THE TASK> In the entries below, count the lines holding "Fcst". Reply with the number only.

○ ○ ○ ○ ○ ○ ○

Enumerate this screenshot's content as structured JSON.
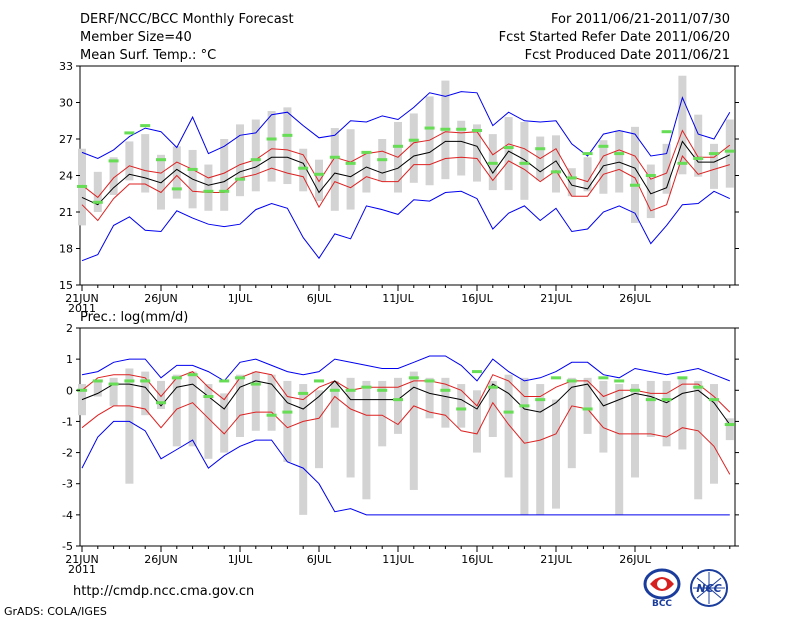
{
  "header": {
    "title": "DERF/NCC/BCC Monthly Forecast",
    "member_size": "Member Size=40",
    "variable": "Mean Surf. Temp.: °C",
    "period": "For 2011/06/21-2011/07/30",
    "started_refer": "Fcst Started Refer Date 2011/06/20",
    "produced": "Fcst Produced Date 2011/06/21"
  },
  "footer": {
    "url": "http://cmdp.ncc.cma.gov.cn",
    "credit": "GrADS: COLA/IGES",
    "logo_bcc": "BCC",
    "logo_ncc": "NCC"
  },
  "colors": {
    "bar": "#d3d3d3",
    "marker": "#66dd55",
    "envelope": "#0000ee",
    "spread": "#dd2222",
    "mean": "#000000"
  },
  "chart_data": [
    {
      "type": "box",
      "ylabel": "Mean Surf. Temp.: °C",
      "ylim": [
        15,
        33
      ],
      "yticks": [
        15,
        18,
        21,
        24,
        27,
        30,
        33
      ],
      "xtick_labels": [
        "21JUN",
        "26JUN",
        "1JUL",
        "6JUL",
        "11JUL",
        "16JUL",
        "21JUL",
        "26JUL"
      ],
      "xtick_days": [
        0,
        5,
        10,
        15,
        20,
        25,
        30,
        35
      ],
      "year_label": "2011",
      "ensemble_max": [
        25.9,
        25.4,
        26.1,
        27.2,
        27.9,
        27.6,
        26.3,
        28.8,
        25.8,
        26.4,
        27.3,
        27.5,
        29.0,
        29.2,
        28.1,
        27.1,
        27.3,
        28.5,
        28.4,
        28.9,
        28.6,
        29.6,
        30.8,
        30.5,
        30.9,
        30.8,
        28.1,
        29.2,
        28.5,
        28.4,
        28.5,
        26.6,
        25.6,
        27.4,
        27.7,
        27.4,
        25.6,
        25.8,
        30.4,
        27.4,
        27.0,
        29.2
      ],
      "ensemble_min": [
        17.0,
        17.5,
        19.9,
        20.6,
        19.5,
        19.4,
        21.1,
        20.5,
        20.0,
        19.8,
        20.0,
        21.2,
        21.7,
        21.3,
        18.9,
        17.2,
        19.2,
        18.8,
        21.5,
        21.2,
        20.8,
        22.0,
        21.9,
        22.6,
        22.7,
        22.1,
        19.6,
        20.9,
        21.5,
        20.3,
        21.3,
        19.4,
        19.6,
        21.0,
        21.5,
        20.9,
        18.4,
        19.9,
        21.6,
        21.7,
        22.7,
        22.1
      ],
      "upper_spread": [
        23.2,
        22.2,
        23.8,
        24.8,
        24.4,
        24.2,
        25.1,
        24.5,
        23.8,
        24.2,
        24.9,
        25.3,
        26.2,
        26.1,
        25.7,
        23.5,
        25.5,
        25.1,
        25.8,
        26.0,
        25.5,
        26.7,
        26.9,
        27.6,
        27.5,
        27.6,
        25.7,
        26.6,
        26.2,
        25.4,
        26.2,
        23.9,
        23.5,
        25.6,
        26.1,
        25.6,
        23.7,
        24.2,
        27.7,
        25.5,
        25.5,
        26.5
      ],
      "mean": [
        22.2,
        21.6,
        23.0,
        24.1,
        23.8,
        23.4,
        24.5,
        23.7,
        23.2,
        23.5,
        24.3,
        24.7,
        25.5,
        25.5,
        25.0,
        22.6,
        24.2,
        23.9,
        24.7,
        24.2,
        24.6,
        25.6,
        25.9,
        26.8,
        26.8,
        26.4,
        24.2,
        26.0,
        25.3,
        24.3,
        25.2,
        23.2,
        22.9,
        24.8,
        25.1,
        24.6,
        22.5,
        23.0,
        26.8,
        25.1,
        25.1,
        25.7
      ],
      "lower_spread": [
        21.6,
        20.3,
        22.1,
        23.3,
        23.3,
        22.6,
        24.0,
        22.7,
        22.6,
        22.6,
        23.8,
        24.1,
        24.6,
        24.2,
        23.9,
        21.4,
        23.5,
        23.0,
        23.9,
        23.5,
        23.5,
        24.9,
        24.9,
        25.4,
        25.5,
        25.4,
        23.6,
        25.2,
        24.5,
        23.5,
        24.4,
        22.3,
        22.3,
        24.1,
        24.5,
        23.8,
        21.1,
        21.6,
        25.6,
        24.1,
        24.5,
        24.9
      ],
      "bar_top": [
        26.2,
        24.3,
        25.5,
        26.8,
        27.4,
        25.7,
        26.4,
        26.1,
        24.9,
        27.0,
        28.2,
        28.6,
        29.3,
        29.6,
        26.2,
        25.3,
        27.9,
        27.8,
        25.8,
        27.0,
        28.4,
        29.1,
        30.5,
        31.8,
        28.5,
        28.2,
        27.4,
        28.8,
        28.4,
        27.2,
        27.3,
        24.6,
        25.5,
        26.9,
        27.7,
        28.0,
        24.9,
        26.6,
        32.2,
        29.0,
        26.6,
        28.6
      ],
      "bar_bottom": [
        19.9,
        21.0,
        22.4,
        23.6,
        22.6,
        21.2,
        22.1,
        21.3,
        21.1,
        21.1,
        22.3,
        22.7,
        23.5,
        23.3,
        22.7,
        21.9,
        21.1,
        21.2,
        22.6,
        23.5,
        22.6,
        23.4,
        23.2,
        23.7,
        24.0,
        23.5,
        22.8,
        22.8,
        22.0,
        23.6,
        22.6,
        22.3,
        22.7,
        22.5,
        22.6,
        20.1,
        20.5,
        22.5,
        24.1,
        23.9,
        22.9,
        23.0
      ],
      "marker": [
        23.1,
        21.8,
        25.2,
        27.5,
        28.1,
        25.3,
        22.9,
        24.5,
        22.7,
        22.7,
        23.7,
        25.3,
        27.0,
        27.3,
        24.6,
        24.1,
        25.5,
        25.0,
        25.9,
        25.3,
        26.4,
        26.9,
        27.9,
        27.8,
        27.8,
        27.7,
        25.0,
        26.3,
        25.0,
        26.2,
        24.3,
        23.8,
        25.8,
        26.4,
        25.8,
        23.2,
        24.0,
        27.6,
        25.0,
        25.4,
        25.8,
        26.0
      ]
    },
    {
      "type": "box",
      "ylabel": "Prec.: log(mm/d)",
      "ylim": [
        -5,
        2
      ],
      "yticks": [
        -5,
        -4,
        -3,
        -2,
        -1,
        0,
        1,
        2
      ],
      "xtick_labels": [
        "21JUN",
        "26JUN",
        "1JUL",
        "6JUL",
        "11JUL",
        "16JUL",
        "21JUL",
        "26JUL"
      ],
      "xtick_days": [
        0,
        5,
        10,
        15,
        20,
        25,
        30,
        35
      ],
      "year_label": "2011",
      "ensemble_max": [
        0.5,
        0.6,
        0.9,
        1.0,
        1.0,
        0.4,
        0.8,
        0.8,
        0.6,
        0.3,
        0.9,
        1.0,
        0.8,
        0.6,
        0.5,
        0.6,
        1.0,
        0.9,
        0.8,
        0.7,
        0.7,
        0.9,
        1.1,
        1.1,
        0.8,
        0.3,
        1.0,
        0.6,
        0.3,
        0.4,
        0.6,
        0.9,
        0.9,
        0.5,
        0.4,
        0.7,
        0.6,
        0.5,
        0.6,
        0.7,
        0.5,
        0.3
      ],
      "ensemble_min": [
        -2.5,
        -1.5,
        -1.0,
        -1.0,
        -1.3,
        -2.2,
        -1.9,
        -1.6,
        -2.5,
        -2.1,
        -1.8,
        -1.6,
        -1.6,
        -2.3,
        -2.5,
        -3.0,
        -3.9,
        -3.8,
        -4.0,
        -4.0,
        -4.0,
        -4.0,
        -4.0,
        -4.0,
        -4.0,
        -4.0,
        -4.0,
        -4.0,
        -4.0,
        -4.0,
        -4.0,
        -4.0,
        -4.0,
        -4.0,
        -4.0,
        -4.0,
        -4.0,
        -4.0,
        -4.0,
        -4.0,
        -4.0,
        -4.0
      ],
      "upper_spread": [
        0.0,
        0.4,
        0.5,
        0.5,
        0.4,
        -0.2,
        0.4,
        0.6,
        0.1,
        -0.3,
        0.4,
        0.6,
        0.5,
        -0.2,
        -0.3,
        0.1,
        0.3,
        0.0,
        0.1,
        0.1,
        0.1,
        0.3,
        0.3,
        0.2,
        0.0,
        -0.5,
        0.5,
        0.3,
        -0.2,
        -0.2,
        0.1,
        0.3,
        0.3,
        -0.2,
        0.0,
        0.0,
        -0.1,
        -0.1,
        0.2,
        0.2,
        -0.2,
        -0.7
      ],
      "mean": [
        -0.3,
        -0.1,
        0.2,
        0.2,
        0.1,
        -0.5,
        0.1,
        0.2,
        -0.2,
        -0.6,
        0.1,
        0.3,
        0.2,
        -0.4,
        -0.6,
        -0.2,
        0.3,
        -0.3,
        -0.3,
        -0.3,
        -0.3,
        0.1,
        -0.1,
        -0.2,
        -0.3,
        -0.6,
        0.2,
        -0.1,
        -0.6,
        -0.7,
        -0.4,
        0.1,
        0.2,
        -0.5,
        -0.3,
        -0.1,
        -0.2,
        -0.4,
        -0.1,
        0.0,
        -0.4,
        -1.1
      ],
      "lower_spread": [
        -1.2,
        -0.8,
        -0.5,
        -0.5,
        -0.6,
        -1.2,
        -0.6,
        -0.4,
        -0.9,
        -1.4,
        -0.8,
        -0.7,
        -0.7,
        -1.2,
        -1.0,
        -0.9,
        -0.2,
        -0.6,
        -0.8,
        -0.8,
        -1.1,
        -0.5,
        -0.7,
        -0.8,
        -1.3,
        -1.4,
        -0.4,
        -1.1,
        -1.7,
        -1.6,
        -1.4,
        -0.5,
        -0.6,
        -1.2,
        -1.4,
        -1.4,
        -1.4,
        -1.5,
        -1.2,
        -1.3,
        -1.8,
        -2.7
      ],
      "bar_top": [
        0.2,
        0.3,
        0.4,
        0.7,
        0.6,
        0.3,
        0.5,
        0.6,
        0.2,
        -0.1,
        0.5,
        0.6,
        0.5,
        0.3,
        0.2,
        0.0,
        0.3,
        0.4,
        0.3,
        0.3,
        0.4,
        0.6,
        0.4,
        0.4,
        0.2,
        0.0,
        0.3,
        0.5,
        0.4,
        0.2,
        -0.3,
        0.4,
        0.4,
        0.3,
        0.2,
        0.2,
        0.3,
        0.3,
        0.4,
        0.3,
        0.2,
        -0.9
      ],
      "bar_bottom": [
        -0.8,
        -0.2,
        -0.5,
        -3.0,
        -0.8,
        -0.6,
        -1.8,
        -1.8,
        -2.2,
        -2.0,
        -1.5,
        -1.3,
        -1.3,
        -2.3,
        -4.0,
        -2.5,
        -1.2,
        -2.8,
        -3.5,
        -1.8,
        -1.4,
        -3.2,
        -0.9,
        -1.2,
        -1.2,
        -2.0,
        -1.5,
        -2.8,
        -4.0,
        -4.0,
        -3.8,
        -2.5,
        -1.4,
        -2.0,
        -4.0,
        -2.8,
        -1.5,
        -1.8,
        -1.9,
        -3.5,
        -3.0,
        -1.6
      ],
      "marker": [
        0.0,
        0.3,
        0.2,
        0.3,
        0.3,
        -0.4,
        0.4,
        0.5,
        -0.2,
        0.3,
        0.4,
        0.2,
        -0.8,
        -0.7,
        -0.1,
        0.3,
        0.0,
        0.0,
        0.1,
        -0.0,
        -0.3,
        0.4,
        0.3,
        -0.0,
        -0.6,
        0.6,
        0.1,
        -0.7,
        -0.5,
        -0.3,
        0.4,
        0.3,
        -0.6,
        0.4,
        0.3,
        -0.0,
        -0.3,
        -0.3,
        0.4,
        0.1,
        -0.3,
        -1.1
      ]
    }
  ]
}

○ ○ ○ ○ ○ ○ ○

EXERCISE SOLUTION> 2